▶ **WHAT YOU WILL DO**: Go through the entries and count the lines with the string "content" in them. Give only that number.

******

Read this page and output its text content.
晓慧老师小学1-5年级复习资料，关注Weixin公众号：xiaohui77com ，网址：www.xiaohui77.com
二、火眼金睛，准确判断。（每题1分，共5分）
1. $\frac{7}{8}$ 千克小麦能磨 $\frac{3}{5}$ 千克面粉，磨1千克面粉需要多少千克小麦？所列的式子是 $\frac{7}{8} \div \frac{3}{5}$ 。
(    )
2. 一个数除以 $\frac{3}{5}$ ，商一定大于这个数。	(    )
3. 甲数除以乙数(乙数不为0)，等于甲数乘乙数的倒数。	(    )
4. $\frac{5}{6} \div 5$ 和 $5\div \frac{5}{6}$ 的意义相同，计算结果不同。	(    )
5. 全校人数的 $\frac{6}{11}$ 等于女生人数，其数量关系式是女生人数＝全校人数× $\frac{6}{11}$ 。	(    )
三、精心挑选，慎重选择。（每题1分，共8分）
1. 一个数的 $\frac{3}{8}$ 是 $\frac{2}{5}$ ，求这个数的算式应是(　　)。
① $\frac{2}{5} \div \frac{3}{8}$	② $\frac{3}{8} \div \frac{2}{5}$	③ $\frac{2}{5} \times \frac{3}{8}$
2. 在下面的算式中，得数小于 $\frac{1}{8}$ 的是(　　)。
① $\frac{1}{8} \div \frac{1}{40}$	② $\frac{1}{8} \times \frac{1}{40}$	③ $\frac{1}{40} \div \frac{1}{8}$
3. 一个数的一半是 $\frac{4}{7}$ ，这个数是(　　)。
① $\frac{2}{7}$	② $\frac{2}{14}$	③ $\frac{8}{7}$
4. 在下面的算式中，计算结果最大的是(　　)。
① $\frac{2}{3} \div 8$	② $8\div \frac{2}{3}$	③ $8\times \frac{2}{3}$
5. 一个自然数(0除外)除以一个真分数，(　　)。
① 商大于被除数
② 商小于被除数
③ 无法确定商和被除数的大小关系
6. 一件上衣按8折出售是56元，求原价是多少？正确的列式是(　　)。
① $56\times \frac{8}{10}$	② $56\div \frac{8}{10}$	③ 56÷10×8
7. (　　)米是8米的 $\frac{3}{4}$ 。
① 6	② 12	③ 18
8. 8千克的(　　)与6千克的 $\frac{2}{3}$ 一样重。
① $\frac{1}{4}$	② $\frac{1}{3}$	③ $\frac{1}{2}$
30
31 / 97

******

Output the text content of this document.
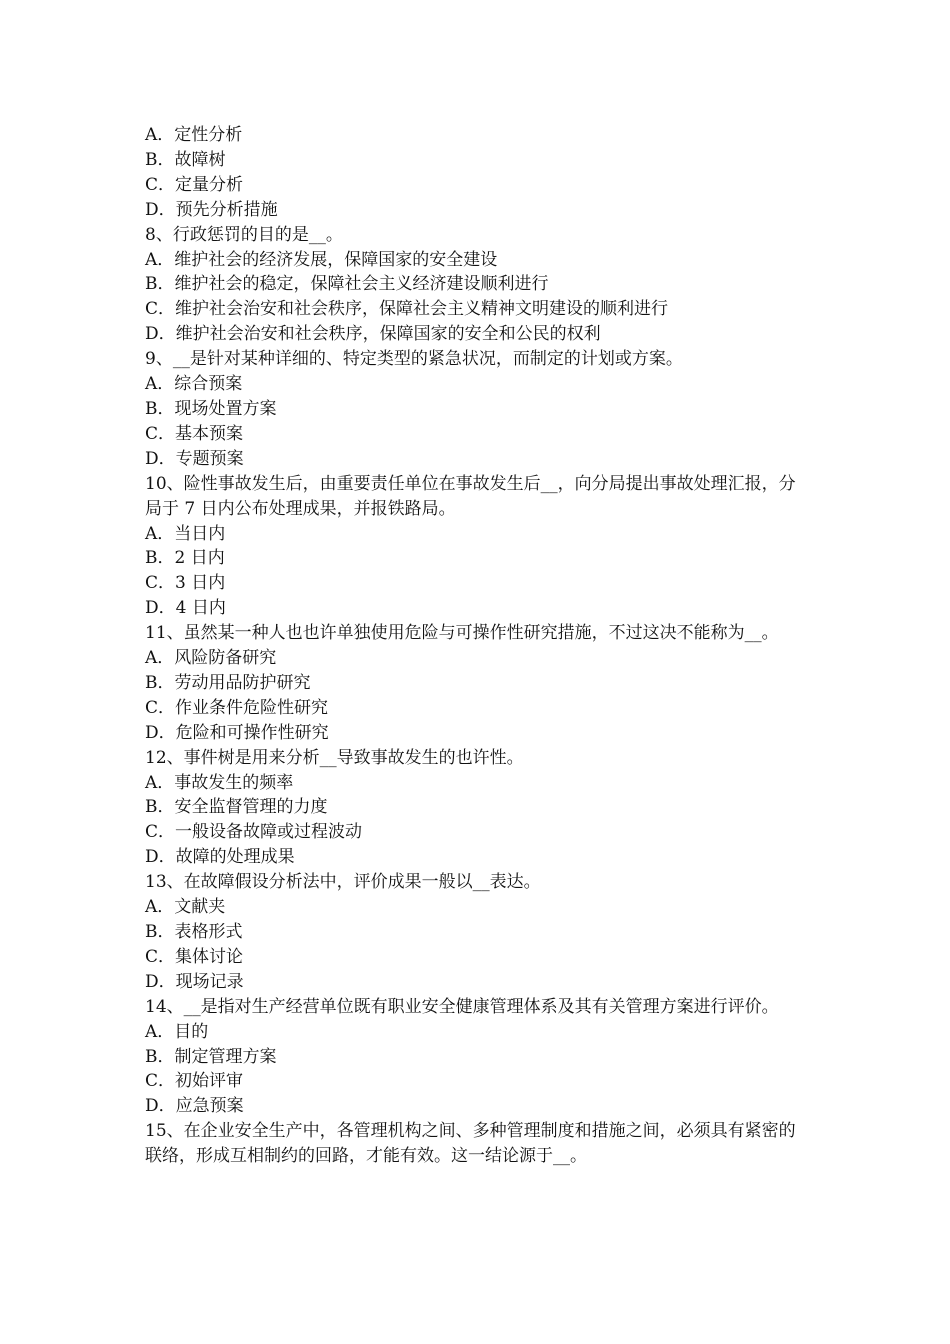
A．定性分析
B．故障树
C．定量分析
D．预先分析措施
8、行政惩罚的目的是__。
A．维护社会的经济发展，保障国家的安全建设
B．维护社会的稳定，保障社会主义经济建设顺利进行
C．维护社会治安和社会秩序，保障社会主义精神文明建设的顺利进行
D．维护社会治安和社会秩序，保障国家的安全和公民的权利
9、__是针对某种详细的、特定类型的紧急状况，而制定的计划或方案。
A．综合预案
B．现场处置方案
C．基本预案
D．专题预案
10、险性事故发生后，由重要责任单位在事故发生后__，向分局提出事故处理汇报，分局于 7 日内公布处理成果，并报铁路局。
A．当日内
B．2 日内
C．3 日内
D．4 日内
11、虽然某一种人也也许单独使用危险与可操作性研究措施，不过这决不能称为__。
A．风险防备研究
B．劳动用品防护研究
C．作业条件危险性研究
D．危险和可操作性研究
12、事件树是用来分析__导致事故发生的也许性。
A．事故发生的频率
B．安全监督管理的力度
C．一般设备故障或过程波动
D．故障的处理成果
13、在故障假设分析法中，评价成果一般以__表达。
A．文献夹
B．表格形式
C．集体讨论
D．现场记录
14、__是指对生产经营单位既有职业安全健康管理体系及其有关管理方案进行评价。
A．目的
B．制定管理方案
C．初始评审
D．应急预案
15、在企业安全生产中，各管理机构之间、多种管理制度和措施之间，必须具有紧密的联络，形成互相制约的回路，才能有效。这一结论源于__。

******

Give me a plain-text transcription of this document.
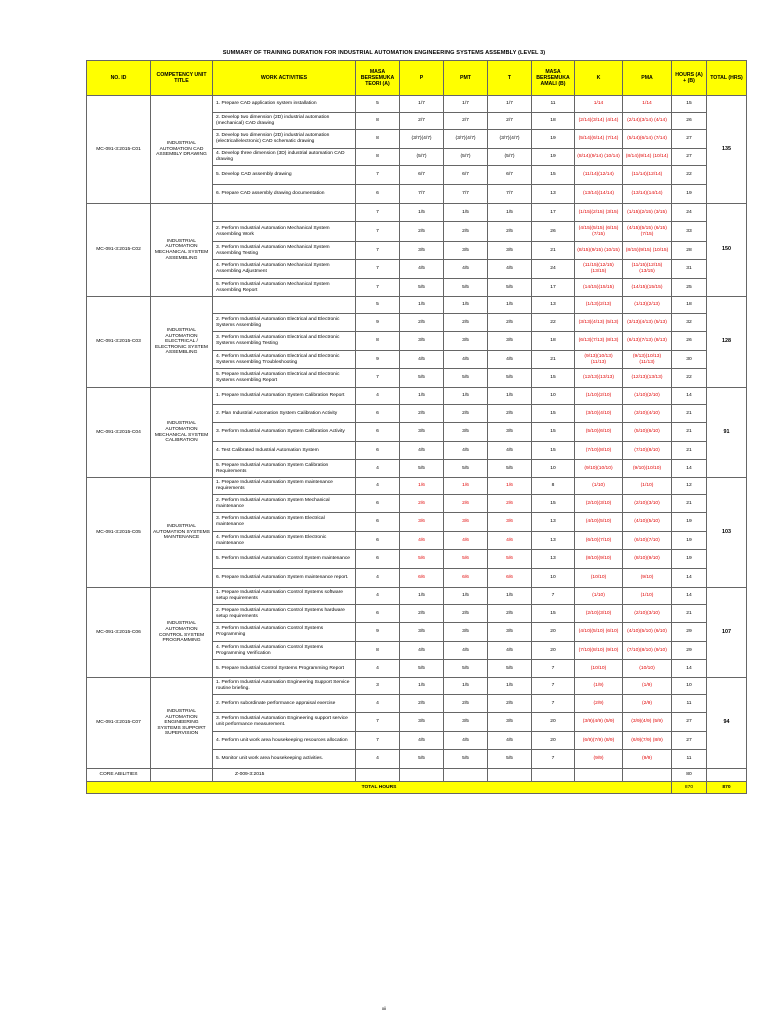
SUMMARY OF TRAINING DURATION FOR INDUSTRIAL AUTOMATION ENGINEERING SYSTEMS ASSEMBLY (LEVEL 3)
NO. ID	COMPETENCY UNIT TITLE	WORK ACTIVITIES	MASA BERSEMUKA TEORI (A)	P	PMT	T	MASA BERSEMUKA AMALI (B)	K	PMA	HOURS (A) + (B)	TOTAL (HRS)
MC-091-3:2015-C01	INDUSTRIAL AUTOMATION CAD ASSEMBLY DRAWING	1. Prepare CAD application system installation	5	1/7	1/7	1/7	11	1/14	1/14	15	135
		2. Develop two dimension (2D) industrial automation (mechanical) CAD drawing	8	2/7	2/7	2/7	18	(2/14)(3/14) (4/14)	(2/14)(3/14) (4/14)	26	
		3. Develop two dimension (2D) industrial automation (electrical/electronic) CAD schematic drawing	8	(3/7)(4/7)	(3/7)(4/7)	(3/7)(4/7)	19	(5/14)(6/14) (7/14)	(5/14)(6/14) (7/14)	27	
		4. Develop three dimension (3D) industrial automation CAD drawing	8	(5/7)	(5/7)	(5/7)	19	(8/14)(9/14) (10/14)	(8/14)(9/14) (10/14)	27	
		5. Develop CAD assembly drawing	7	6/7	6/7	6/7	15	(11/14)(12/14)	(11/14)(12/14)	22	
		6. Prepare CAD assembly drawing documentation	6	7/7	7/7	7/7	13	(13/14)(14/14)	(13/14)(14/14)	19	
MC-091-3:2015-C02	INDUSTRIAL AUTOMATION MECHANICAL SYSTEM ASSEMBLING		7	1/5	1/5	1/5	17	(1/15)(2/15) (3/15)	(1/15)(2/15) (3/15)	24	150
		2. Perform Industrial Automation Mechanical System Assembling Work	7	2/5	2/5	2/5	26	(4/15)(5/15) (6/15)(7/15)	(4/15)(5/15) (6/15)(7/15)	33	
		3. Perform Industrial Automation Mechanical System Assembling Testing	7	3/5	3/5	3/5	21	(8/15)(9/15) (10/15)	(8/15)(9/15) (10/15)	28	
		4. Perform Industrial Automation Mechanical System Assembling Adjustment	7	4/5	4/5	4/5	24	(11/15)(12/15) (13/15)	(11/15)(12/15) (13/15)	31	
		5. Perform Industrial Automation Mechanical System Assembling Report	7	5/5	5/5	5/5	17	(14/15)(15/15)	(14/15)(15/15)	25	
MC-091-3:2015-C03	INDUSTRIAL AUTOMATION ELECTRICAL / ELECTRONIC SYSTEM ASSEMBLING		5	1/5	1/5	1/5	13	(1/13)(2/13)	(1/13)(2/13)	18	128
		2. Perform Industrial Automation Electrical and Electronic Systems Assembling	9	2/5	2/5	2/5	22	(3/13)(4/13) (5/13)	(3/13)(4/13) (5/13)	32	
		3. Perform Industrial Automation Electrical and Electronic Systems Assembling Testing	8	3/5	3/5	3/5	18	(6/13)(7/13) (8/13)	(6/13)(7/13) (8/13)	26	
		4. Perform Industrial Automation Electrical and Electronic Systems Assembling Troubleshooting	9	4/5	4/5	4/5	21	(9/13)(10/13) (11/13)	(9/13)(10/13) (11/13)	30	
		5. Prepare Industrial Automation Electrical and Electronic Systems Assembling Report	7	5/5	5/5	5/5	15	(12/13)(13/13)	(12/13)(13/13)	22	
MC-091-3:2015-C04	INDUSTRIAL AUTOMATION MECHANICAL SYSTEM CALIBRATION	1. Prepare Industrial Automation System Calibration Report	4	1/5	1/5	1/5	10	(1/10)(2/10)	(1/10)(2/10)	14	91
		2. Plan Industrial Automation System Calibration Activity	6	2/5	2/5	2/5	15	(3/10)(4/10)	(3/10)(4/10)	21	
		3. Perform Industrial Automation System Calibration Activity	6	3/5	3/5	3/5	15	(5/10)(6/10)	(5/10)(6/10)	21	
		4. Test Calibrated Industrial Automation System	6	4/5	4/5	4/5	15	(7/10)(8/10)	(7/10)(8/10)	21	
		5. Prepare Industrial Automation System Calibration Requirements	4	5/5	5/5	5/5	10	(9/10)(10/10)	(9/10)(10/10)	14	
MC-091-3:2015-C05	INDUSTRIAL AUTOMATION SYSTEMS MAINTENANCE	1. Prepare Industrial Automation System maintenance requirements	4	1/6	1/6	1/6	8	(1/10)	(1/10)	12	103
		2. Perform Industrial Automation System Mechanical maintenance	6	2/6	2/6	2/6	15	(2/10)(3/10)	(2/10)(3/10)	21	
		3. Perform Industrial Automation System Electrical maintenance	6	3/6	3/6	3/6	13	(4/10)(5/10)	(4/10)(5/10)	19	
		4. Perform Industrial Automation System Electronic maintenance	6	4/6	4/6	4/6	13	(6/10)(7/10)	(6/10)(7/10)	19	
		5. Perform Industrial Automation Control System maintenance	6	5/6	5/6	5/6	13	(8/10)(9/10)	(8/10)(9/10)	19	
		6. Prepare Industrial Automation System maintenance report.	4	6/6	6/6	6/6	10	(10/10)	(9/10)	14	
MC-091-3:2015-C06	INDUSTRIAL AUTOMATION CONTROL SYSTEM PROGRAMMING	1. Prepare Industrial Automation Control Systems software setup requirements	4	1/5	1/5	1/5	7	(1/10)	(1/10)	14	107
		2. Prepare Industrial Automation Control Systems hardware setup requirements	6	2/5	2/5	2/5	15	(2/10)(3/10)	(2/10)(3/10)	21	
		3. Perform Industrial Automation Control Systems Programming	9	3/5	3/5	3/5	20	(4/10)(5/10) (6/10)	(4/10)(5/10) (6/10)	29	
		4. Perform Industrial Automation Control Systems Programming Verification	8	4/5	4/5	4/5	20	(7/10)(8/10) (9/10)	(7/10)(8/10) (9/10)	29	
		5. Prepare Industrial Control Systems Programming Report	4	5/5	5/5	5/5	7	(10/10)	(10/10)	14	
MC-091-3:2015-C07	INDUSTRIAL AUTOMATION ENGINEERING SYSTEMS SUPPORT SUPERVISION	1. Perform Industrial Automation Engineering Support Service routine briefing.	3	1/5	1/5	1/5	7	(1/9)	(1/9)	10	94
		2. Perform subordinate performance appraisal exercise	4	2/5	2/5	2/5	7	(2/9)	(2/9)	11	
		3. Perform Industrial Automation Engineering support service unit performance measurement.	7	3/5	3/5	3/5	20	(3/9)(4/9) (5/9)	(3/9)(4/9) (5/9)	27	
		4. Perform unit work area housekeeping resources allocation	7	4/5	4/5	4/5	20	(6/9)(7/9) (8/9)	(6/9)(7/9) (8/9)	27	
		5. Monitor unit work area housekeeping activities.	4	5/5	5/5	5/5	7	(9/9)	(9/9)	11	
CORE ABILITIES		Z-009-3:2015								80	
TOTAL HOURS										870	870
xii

******

▶ **THE RESPONSE**: 2